SHORT PROBLEM:
Work through the material below and count the lines holding the word "from"; give that count and nothing more.

Collection entries
* BEGIN *
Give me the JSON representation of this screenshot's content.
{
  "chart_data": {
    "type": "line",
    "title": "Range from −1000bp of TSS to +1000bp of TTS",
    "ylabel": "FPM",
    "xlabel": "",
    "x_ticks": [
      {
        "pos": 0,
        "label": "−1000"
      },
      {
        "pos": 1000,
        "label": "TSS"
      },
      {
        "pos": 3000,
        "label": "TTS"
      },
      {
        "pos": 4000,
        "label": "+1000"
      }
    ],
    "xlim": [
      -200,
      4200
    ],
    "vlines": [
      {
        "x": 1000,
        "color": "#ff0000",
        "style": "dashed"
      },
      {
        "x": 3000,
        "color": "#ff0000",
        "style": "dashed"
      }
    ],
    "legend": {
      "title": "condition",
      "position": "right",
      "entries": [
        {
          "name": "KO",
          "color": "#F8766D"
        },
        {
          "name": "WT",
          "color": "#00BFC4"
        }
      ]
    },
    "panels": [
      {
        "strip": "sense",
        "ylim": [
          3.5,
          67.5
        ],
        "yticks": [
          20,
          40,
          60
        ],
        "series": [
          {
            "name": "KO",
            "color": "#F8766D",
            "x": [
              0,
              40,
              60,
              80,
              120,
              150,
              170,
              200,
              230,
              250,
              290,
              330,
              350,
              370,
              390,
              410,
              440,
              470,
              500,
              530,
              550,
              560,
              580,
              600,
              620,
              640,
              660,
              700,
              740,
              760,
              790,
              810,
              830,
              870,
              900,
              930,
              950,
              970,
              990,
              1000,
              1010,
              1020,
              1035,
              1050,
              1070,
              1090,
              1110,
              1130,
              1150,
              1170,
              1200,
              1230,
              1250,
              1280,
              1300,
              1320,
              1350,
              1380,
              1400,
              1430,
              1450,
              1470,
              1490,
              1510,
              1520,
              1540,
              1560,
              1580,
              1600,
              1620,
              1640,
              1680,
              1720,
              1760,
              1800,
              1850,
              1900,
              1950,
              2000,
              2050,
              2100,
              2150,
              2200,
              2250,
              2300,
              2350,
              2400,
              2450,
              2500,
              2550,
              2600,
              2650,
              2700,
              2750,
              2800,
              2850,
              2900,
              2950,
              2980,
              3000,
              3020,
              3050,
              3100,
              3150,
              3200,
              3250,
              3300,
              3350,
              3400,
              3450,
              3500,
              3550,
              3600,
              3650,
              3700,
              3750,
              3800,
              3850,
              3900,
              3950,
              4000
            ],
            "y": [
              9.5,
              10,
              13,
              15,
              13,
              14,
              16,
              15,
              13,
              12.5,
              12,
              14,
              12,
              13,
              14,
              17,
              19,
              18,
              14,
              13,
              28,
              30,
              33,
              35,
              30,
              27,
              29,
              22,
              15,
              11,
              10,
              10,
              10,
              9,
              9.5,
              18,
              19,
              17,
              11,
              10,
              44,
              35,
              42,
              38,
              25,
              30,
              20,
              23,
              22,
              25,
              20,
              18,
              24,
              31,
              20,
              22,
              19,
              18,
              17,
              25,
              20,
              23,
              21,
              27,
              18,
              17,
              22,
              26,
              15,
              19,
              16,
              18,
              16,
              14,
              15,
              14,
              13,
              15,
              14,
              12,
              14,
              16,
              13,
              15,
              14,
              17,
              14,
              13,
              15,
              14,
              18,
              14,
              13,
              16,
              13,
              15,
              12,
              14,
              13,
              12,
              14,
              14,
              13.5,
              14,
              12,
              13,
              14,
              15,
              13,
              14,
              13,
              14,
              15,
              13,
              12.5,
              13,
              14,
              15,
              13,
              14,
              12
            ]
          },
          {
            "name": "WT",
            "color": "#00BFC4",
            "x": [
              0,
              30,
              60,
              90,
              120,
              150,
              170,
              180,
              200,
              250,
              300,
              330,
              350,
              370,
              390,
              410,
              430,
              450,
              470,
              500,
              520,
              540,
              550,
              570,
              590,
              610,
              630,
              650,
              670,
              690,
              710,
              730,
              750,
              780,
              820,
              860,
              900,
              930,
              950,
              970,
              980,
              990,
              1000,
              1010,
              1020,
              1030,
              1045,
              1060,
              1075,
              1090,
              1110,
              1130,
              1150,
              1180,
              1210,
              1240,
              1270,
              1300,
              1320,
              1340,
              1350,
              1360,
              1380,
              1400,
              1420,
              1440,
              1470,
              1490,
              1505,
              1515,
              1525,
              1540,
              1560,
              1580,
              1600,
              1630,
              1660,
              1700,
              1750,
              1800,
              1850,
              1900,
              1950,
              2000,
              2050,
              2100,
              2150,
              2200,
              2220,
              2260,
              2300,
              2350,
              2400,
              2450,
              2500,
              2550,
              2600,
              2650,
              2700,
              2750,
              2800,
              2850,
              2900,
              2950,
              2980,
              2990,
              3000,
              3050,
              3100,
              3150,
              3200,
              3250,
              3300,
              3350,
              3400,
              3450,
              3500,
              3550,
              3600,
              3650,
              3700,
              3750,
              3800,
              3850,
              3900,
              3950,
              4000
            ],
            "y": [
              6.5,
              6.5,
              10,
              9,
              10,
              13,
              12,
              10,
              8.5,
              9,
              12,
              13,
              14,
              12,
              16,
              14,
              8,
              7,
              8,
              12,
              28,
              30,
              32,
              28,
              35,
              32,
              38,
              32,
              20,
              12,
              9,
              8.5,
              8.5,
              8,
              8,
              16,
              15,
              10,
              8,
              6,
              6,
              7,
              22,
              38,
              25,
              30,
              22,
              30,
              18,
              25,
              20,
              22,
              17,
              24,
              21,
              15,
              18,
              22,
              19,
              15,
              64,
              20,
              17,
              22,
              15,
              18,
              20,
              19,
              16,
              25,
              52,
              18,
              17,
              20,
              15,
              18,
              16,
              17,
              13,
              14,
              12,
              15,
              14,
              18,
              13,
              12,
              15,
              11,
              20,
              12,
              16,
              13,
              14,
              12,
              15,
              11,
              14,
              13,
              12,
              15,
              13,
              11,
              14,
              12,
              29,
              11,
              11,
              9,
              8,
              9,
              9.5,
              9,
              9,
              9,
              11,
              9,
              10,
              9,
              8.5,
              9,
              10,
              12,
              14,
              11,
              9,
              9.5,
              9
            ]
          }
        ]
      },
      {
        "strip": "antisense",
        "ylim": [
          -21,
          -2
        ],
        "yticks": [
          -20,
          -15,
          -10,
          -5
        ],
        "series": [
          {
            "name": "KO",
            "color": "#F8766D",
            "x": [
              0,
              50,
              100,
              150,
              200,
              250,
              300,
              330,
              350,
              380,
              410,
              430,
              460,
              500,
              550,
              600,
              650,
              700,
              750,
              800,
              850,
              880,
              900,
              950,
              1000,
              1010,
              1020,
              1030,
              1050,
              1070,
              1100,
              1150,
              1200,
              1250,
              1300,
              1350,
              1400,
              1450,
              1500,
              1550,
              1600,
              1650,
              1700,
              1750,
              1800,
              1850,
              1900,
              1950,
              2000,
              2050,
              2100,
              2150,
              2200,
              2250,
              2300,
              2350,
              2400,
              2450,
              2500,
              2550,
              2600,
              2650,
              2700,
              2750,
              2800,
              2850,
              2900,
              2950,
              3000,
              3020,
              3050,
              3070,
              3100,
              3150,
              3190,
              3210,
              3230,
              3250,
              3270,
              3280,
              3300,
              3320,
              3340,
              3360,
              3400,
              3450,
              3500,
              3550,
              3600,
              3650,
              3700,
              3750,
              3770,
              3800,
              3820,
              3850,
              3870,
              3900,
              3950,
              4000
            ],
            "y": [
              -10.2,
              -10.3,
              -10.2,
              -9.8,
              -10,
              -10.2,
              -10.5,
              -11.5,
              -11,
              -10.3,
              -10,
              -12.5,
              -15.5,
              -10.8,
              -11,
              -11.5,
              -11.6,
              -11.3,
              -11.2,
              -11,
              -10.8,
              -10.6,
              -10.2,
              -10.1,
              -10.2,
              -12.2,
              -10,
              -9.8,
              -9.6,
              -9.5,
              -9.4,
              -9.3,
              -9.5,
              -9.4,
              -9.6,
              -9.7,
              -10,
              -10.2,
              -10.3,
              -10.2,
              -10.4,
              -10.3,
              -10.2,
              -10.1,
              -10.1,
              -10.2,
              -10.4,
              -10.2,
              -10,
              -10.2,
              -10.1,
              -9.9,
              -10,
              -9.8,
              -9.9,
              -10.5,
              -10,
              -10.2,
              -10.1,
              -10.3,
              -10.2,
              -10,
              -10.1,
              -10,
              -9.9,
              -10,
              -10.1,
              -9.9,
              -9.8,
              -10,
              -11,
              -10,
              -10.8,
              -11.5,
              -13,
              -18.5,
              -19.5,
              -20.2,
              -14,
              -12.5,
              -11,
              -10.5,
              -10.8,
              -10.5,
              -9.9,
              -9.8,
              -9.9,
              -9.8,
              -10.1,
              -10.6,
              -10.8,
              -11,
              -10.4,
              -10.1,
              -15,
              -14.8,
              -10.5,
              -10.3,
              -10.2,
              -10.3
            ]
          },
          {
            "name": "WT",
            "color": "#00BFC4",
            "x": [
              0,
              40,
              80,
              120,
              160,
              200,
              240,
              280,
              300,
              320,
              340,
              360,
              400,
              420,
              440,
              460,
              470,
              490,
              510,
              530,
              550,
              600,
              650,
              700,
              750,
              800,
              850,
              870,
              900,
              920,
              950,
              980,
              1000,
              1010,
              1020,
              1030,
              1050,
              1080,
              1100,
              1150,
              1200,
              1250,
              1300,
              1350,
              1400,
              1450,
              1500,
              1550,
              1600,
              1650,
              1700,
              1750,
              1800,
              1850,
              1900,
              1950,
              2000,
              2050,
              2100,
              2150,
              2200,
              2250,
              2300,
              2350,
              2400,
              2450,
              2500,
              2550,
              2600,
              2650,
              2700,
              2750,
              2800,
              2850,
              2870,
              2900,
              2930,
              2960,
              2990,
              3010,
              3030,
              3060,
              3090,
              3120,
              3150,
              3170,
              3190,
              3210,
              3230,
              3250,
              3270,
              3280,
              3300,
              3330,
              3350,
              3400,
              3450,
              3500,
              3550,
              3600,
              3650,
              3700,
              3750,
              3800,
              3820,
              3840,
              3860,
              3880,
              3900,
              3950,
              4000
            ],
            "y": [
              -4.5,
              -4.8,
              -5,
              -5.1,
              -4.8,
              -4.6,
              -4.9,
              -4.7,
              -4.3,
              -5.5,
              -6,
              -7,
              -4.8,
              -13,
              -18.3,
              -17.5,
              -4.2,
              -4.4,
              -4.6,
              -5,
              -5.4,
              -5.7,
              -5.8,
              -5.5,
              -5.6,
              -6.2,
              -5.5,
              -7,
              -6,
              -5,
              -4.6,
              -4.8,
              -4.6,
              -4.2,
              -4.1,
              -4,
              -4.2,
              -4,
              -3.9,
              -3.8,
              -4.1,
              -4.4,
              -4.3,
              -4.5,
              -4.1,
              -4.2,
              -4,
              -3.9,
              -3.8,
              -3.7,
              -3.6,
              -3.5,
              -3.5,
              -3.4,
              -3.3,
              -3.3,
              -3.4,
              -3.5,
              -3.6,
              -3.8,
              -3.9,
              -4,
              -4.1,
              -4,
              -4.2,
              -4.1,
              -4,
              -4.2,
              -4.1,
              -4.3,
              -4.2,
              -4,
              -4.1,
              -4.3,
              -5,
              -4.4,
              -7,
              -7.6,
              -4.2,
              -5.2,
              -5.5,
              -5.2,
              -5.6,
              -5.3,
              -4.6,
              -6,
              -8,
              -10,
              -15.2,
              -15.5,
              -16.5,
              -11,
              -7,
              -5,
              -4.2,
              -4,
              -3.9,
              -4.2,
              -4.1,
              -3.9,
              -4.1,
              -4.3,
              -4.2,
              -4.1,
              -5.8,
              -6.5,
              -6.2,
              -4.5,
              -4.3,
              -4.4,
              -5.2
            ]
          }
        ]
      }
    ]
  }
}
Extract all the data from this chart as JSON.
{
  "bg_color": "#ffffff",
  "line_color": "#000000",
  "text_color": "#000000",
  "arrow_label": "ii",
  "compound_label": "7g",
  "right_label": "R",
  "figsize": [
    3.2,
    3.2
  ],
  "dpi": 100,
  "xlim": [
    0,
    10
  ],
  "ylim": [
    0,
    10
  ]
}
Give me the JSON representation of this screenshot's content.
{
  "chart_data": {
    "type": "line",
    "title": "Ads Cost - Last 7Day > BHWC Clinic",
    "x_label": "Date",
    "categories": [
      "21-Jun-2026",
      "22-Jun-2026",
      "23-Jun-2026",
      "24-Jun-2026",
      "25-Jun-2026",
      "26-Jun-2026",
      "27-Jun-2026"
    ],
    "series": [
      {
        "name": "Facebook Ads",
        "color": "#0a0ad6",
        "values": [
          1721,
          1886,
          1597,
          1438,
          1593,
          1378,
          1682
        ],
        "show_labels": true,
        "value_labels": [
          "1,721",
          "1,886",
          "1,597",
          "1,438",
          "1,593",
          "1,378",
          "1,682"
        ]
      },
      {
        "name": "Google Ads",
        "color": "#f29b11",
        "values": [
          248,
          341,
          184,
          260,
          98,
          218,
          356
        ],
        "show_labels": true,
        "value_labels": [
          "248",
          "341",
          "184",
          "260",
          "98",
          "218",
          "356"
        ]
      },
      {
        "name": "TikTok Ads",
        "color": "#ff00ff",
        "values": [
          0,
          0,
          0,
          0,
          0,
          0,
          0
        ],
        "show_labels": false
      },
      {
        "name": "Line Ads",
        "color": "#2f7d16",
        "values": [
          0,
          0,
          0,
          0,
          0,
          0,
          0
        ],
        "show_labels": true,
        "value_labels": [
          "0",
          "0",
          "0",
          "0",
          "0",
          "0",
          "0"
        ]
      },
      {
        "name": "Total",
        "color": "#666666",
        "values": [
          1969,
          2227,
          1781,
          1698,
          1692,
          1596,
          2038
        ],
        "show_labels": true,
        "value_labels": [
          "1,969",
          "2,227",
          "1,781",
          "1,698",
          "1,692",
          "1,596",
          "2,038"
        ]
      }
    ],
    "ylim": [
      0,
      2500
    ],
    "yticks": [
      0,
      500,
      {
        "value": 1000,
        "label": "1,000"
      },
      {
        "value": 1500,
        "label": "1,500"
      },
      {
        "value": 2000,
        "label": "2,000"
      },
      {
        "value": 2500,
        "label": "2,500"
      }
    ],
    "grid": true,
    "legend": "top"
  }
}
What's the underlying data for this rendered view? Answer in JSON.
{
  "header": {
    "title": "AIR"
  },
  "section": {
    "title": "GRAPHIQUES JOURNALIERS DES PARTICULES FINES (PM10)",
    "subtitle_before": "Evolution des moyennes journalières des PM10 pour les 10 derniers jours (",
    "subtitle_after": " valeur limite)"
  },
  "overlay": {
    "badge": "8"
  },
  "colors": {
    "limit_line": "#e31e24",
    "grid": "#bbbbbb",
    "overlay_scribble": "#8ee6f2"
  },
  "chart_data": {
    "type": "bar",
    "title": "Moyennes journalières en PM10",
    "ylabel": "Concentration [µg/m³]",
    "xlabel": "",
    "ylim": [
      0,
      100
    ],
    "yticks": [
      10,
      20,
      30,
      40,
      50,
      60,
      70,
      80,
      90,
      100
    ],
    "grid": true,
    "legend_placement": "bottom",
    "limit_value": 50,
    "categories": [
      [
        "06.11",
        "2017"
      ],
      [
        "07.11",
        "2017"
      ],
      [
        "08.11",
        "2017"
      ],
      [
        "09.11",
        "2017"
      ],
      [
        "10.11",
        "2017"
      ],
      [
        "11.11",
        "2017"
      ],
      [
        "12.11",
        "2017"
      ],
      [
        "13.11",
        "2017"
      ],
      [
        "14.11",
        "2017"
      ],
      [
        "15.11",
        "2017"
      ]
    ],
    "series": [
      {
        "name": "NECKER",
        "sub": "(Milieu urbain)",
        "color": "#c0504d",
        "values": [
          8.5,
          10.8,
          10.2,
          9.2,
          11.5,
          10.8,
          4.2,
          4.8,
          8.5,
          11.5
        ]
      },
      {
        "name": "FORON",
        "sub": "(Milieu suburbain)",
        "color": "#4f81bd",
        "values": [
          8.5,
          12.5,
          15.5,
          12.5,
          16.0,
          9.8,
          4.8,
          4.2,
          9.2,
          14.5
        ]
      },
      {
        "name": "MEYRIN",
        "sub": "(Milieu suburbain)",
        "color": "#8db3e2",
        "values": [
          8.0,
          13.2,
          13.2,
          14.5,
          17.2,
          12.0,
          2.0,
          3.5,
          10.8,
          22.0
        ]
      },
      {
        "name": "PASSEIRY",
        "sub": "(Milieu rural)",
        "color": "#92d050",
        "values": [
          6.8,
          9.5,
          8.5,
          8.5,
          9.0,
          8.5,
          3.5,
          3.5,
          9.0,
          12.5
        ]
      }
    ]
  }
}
* END *
THE RESULT:
2